# Ständig sehr kurze Verbindungsabbrüche



## Roli (28. Dezember 2016)

*Ständig sehr kurze Verbindungsabbrüche*

edit: Es lag wohl am Programm "X-fast LAN". Dieses hat nebenbei auch meine Windows-updates blockiert...
Seit der Deinstallation keine Probleme mehr.


Moin,

mich plagen schon seit längerem häufig wiederkehrende, sehr kurze Verbindungsabbrüche (Patchkabel ca 2meter von meinem PC zu Fritzbox)
Diese treten merkwürdigerweise bei bestimmten Spielen und Anwendungen nicht auf, wie zB im Multiplayer von Hearthstone, Diablo 3, Borderlands 2, Heroes of the Storm, DOOM (4).
Auch Downloads werden nicht unterbrochen. Streams über netflix laufen ohne Probleme, Twitch bleibt schon mal hängen und muss neu geladen werden.
Bei LoL allerdings ist ein Spielstart kaum möglich, weil in der 1-3 minütigen Matchfindungsphase mit Charakterauswahl garantiert ein Disconnect auftritt und ich von vorne beginnen muss. Habe ich es dann ins Spiel geschafft, kann ich wie bei allen anderen Spiele ohne Probleme durchzocken.
Auch beim Browsen fällt es unangenehm auf, ich nutze hauptsächlich Chrome. Seite kann nicht geladen werden - keine Verbindung. Ein Blick auf die Statusleiste im Win7 unten rechts bestätigt: Netzwerksymbol mit rotem Kreuz, dann "Lade-Rad", Seite neu laden, alles gut. Kann durchaus minütlich auftreten, je nachdem wie oft ich versuche eine neue Seite zu laden. Bestehende verschwinden ja nicht plötzlich, und somit fällt das Problem vermutlich seltener auf, als es tatsächlich auftritt.

_Abschnitt der Auflistung_.
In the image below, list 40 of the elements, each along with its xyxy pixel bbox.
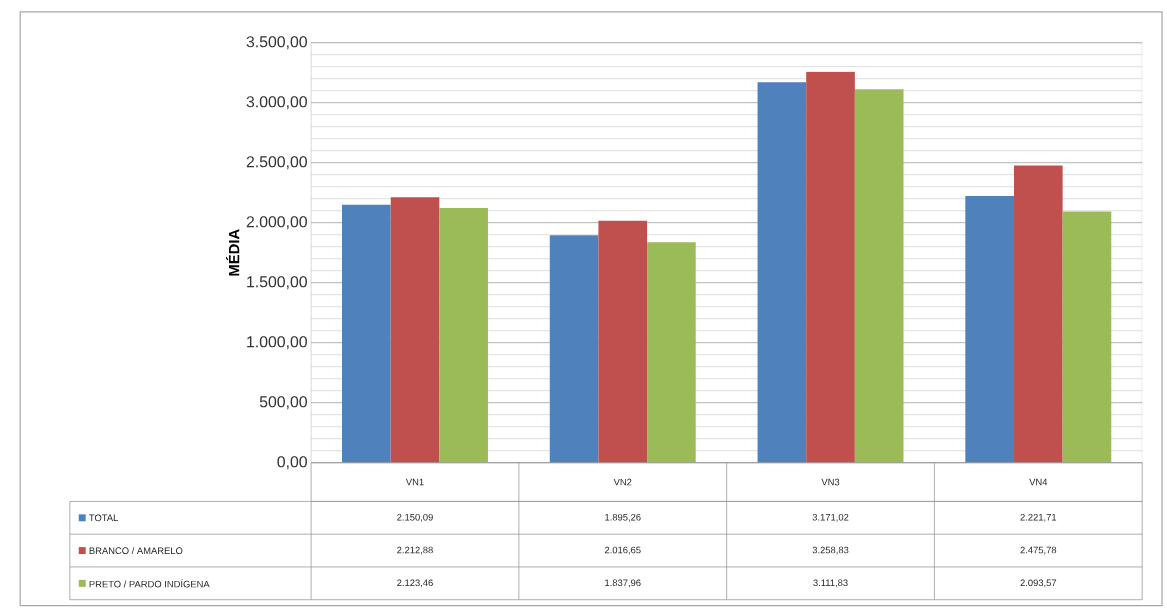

_Zu lösende Aufgabe 1_. Benenne bitte im Forenbeitrag über die Verbindungsabbrüche "LoL" in "League of Legends" um. Gib dazu den Abschnitt wieder, der bei den Worten "Auch Downloads werden" beginnt und nach "ohne Probleme durchzocken." endet.
_Zu lösende Aufgabe 2_. Führe den Forenbeitrag über die Verbindungsabbrüche weiter, beginnend nach seinem letzten Satz.

_Antwort zur Aufgabe 1_.
Auch Downloads werden nicht unterbrochen. Streams über netflix laufen ohne Probleme, Twitch bleibt schon mal hängen und muss neu geladen werden.
Bei League of Legends allerdings ist ein Spielstart kaum möglich, weil in der 1-3 minütigen Matchfindungsphase mit Charakterauswahl garantiert ein Disconnect auftritt und ich von vorne beginnen muss. Habe ich es dann ins Spiel geschafft, kann ich wie bei allen anderen Spiele ohne Probleme durchzocken.

_Antwort zur Aufgabe 2_.
Diese Abbrüche dauern nur so ca 4 Sekunden.

Ein anderer Rechner in der Wohnung hat angeblich keine Probleme.
Jemand eine Idee?


----------



## AUKMINI (28. Dezember 2016)

*AW: Ständig sehr kurze Verbindungsabbrüche*

Hallo Roli!
Da Du vermutest, die Probleme treten nur zwischen dem PC und der FitzBox auf, sollte das Verbindungprotokoll der FitzBox in Richtung Internet also "sauber" sein - sprich: solche Abbrüche in Richtung Internet nicht zeigen [wenn noch nicht geprüft, dann bitte prüfen!].
Download, Streams und bestimmte Spiele puffern Daten um kurzzeitige Aussetzer so ausgleichen zu können - das ist Nichts besonderes.
Die Frage ist aber, hat Du das beobachtete Problem mit dem Netzwerksymbol auch bei diesen Dingen auch, oder tritt es dann überhaupt nicht auf?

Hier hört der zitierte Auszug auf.